_STATED PROBLEM_
In the listing below, identify each line with the word "metodlari" and return those lines.

_RECORDS SHOWN_
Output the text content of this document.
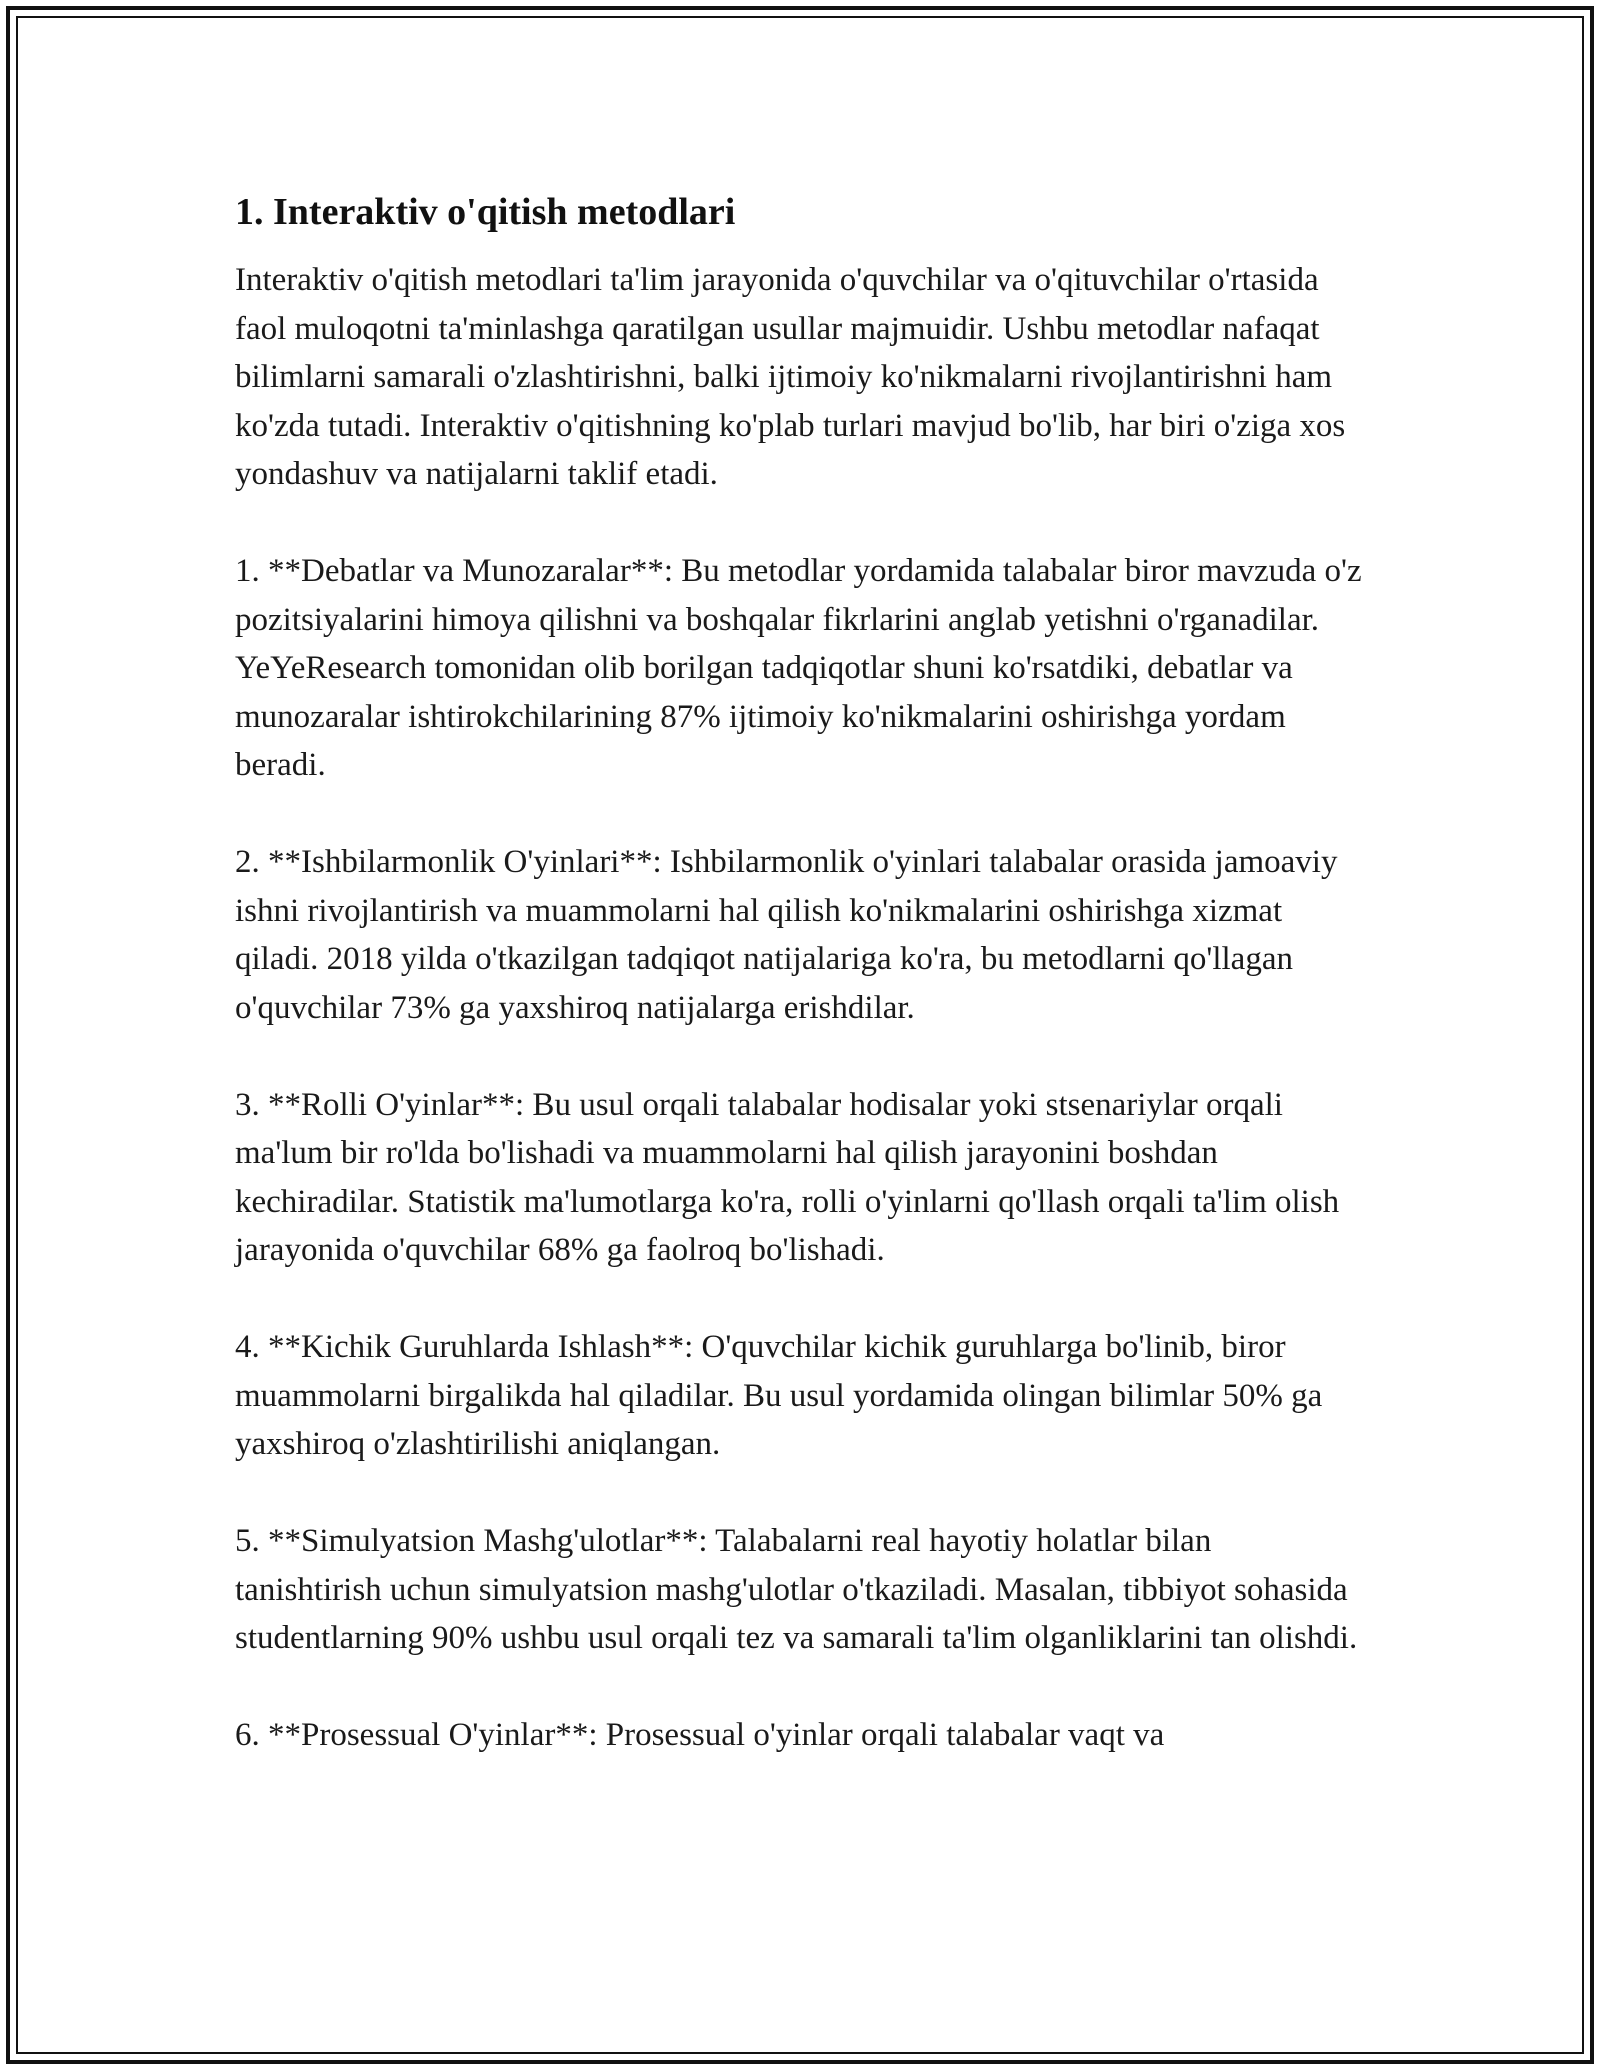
1. Interaktiv o'qitish metodlari

Interaktiv o'qitish metodlari ta'lim jarayonida o'quvchilar va o'qituvchilar o'rtasida faol muloqotni ta'minlashga qaratilgan usullar majmuidir. Ushbu metodlar nafaqat bilimlarni samarali o'zlashtirishni, balki ijtimoiy ko'nikmalarni rivojlantirishni ham ko'zda tutadi. Interaktiv o'qitishning ko'plab turlari mavjud bo'lib, har biri o'ziga xos yondashuv va natijalarni taklif etadi.

1. **Debatlar va Munozaralar**: Bu metodlar yordamida talabalar biror mavzuda o'z pozitsiyalarini himoya qilishni va boshqalar fikrlarini anglab yetishni o'rganadilar. YeYeResearch tomonidan olib borilgan tadqiqotlar shuni ko'rsatdiki, debatlar va munozaralar ishtirokchilarining 87% ijtimoiy ko'nikmalarini oshirishga yordam beradi.

2. **Ishbilarmonlik O'yinlari**: Ishbilarmonlik o'yinlari talabalar orasida jamoaviy ishni rivojlantirish va muammolarni hal qilish ko'nikmalarini oshirishga xizmat qiladi. 2018 yilda o'tkazilgan tadqiqot natijalariga ko'ra, bu metodlarni qo'llagan o'quvchilar 73% ga yaxshiroq natijalarga erishdilar.

3. **Rolli O'yinlar**: Bu usul orqali talabalar hodisalar yoki stsenariylar orqali ma'lum bir ro'lda bo'lishadi va muammolarni hal qilish jarayonini boshdan kechiradilar. Statistik ma'lumotlarga ko'ra, rolli o'yinlarni qo'llash orqali ta'lim olish jarayonida o'quvchilar 68% ga faolroq bo'lishadi.

4. **Kichik Guruhlarda Ishlash**: O'quvchilar kichik guruhlarga bo'linib, biror muammolarni birgalikda hal qiladilar. Bu usul yordamida olingan bilimlar 50% ga yaxshiroq o'zlashtirilishi aniqlangan.

5. **Simulyatsion Mashg'ulotlar**: Talabalarni real hayotiy holatlar bilan tanishtirish uchun simulyatsion mashg'ulotlar o'tkaziladi. Masalan, tibbiyot sohasida studentlarning 90% ushbu usul orqali tez va samarali ta'lim olganliklarini tan olishdi.

6. **Prosessual O'yinlar**: Prosessual o'yinlar orqali talabalar vaqt va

_PROBLEM SOLUTION_
1. Interaktiv o'qitish metodlari
Interaktiv o'qitish metodlari ta'lim jarayonida o'quvchilar va o'qituvchilar o'rtasida faol muloqotni ta'minlashga qaratilgan usullar majmuidir. Ushbu metodlar nafaqat bilimlarni samarali o'zlashtirishni, balki ijtimoiy ko'nikmalarni rivojlantirishni ham ko'zda tutadi. Interaktiv o'qitishning ko'plab turlari mavjud bo'lib, har biri o'ziga xos yondashuv va natijalarni taklif etadi.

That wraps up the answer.